What the task asks: Output all of the data below exactly as given.

____________________

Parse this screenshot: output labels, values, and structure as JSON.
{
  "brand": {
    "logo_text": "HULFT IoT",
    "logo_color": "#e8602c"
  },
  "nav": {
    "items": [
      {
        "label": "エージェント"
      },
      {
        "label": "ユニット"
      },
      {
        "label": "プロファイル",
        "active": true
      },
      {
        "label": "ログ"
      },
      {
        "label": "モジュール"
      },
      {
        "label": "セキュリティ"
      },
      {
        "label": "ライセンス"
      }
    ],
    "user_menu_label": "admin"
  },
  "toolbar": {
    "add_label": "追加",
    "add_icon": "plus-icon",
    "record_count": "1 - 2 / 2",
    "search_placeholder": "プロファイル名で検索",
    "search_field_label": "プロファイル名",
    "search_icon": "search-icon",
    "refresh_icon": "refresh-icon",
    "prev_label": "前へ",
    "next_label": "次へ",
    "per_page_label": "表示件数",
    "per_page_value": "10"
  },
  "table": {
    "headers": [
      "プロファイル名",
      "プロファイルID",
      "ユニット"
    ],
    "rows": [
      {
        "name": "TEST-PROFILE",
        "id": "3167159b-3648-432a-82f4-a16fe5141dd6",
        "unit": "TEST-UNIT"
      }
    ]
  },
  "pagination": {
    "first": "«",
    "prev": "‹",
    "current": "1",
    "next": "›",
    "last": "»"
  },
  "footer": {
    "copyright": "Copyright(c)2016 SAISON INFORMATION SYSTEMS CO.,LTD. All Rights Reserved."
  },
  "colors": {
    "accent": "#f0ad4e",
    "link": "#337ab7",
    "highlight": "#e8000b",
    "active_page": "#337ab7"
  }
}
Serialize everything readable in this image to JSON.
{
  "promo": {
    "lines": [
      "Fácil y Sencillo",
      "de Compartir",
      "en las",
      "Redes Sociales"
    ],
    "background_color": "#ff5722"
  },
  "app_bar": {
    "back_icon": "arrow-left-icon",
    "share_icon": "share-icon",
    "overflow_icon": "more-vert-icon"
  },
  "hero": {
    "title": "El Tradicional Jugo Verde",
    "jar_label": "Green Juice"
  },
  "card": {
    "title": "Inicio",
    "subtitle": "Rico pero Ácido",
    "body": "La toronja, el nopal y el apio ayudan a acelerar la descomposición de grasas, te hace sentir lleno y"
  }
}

____________________

Expected answer:
Parse this screenshot: output labels, values, and structure as JSON.
{
  "brand": {
    "logo_text": "HULFT IoT",
    "logo_color": "#e8602c"
  },
  "nav": {
    "items": [
      {
        "label": "エージェント"
      },
      {
        "label": "ユニット"
      },
      {
        "label": "プロファイル",
        "active": true
      },
      {
        "label": "ログ"
      },
      {
        "label": "モジュール"
      },
      {
        "label": "セキュリティ"
      },
      {
        "label": "ライセンス"
      }
    ],
    "user_menu_label": "admin"
  },
  "toolbar": {
    "add_label": "追加",
    "add_icon": "plus-icon",
    "record_count": "1 - 2 / 2",
    "search_placeholder": "プロファイル名で検索",
    "search_field_label": "プロファイル名",
    "search_icon": "search-icon",
    "refresh_icon": "refresh-icon",
    "prev_label": "前へ",
    "next_label": "次へ",
    "per_page_label": "表示件数",
    "per_page_value": "10"
  },
  "table": {
    "headers": [
      "プロファイル名",
      "プロファイルID",
      "ユニット"
    ],
    "rows": [
      {
        "name": "TEST-PROFILE",
        "id": "3167159b-3648-432a-82f4-a16fe5141dd6",
        "unit": "TEST-UNIT"
      }
    ]
  },
  "pagination": {
    "first": "«",
    "prev": "‹",
    "current": "1",
    "next": "›",
    "last": "»"
  },
  "footer": {
    "copyright": "Copyright(c)2016 SAISON INFORMATION SYSTEMS CO.,LTD. All Rights Reserved."
  },
  "colors": {
    "accent": "#f0ad4e",
    "link": "#337ab7",
    "highlight": "#e8000b",
    "active_page": "#337ab7"
  }
}
Serialize everything readable in this image to JSON.
{
  "promo": {
    "lines": [
      "Fácil y Sencillo",
      "de Compartir",
      "en las",
      "Redes Sociales"
    ],
    "background_color": "#ff5722"
  },
  "app_bar": {
    "back_icon": "arrow-left-icon",
    "share_icon": "share-icon",
    "overflow_icon": "more-vert-icon"
  },
  "hero": {
    "title": "El Tradicional Jugo Verde",
    "jar_label": "Green Juice"
  },
  "card": {
    "title": "Inicio",
    "subtitle": "Rico pero Ácido",
    "body": "La toronja, el nopal y el apio ayudan a acelerar la descomposición de grasas, te hace sentir lleno y"
  }
}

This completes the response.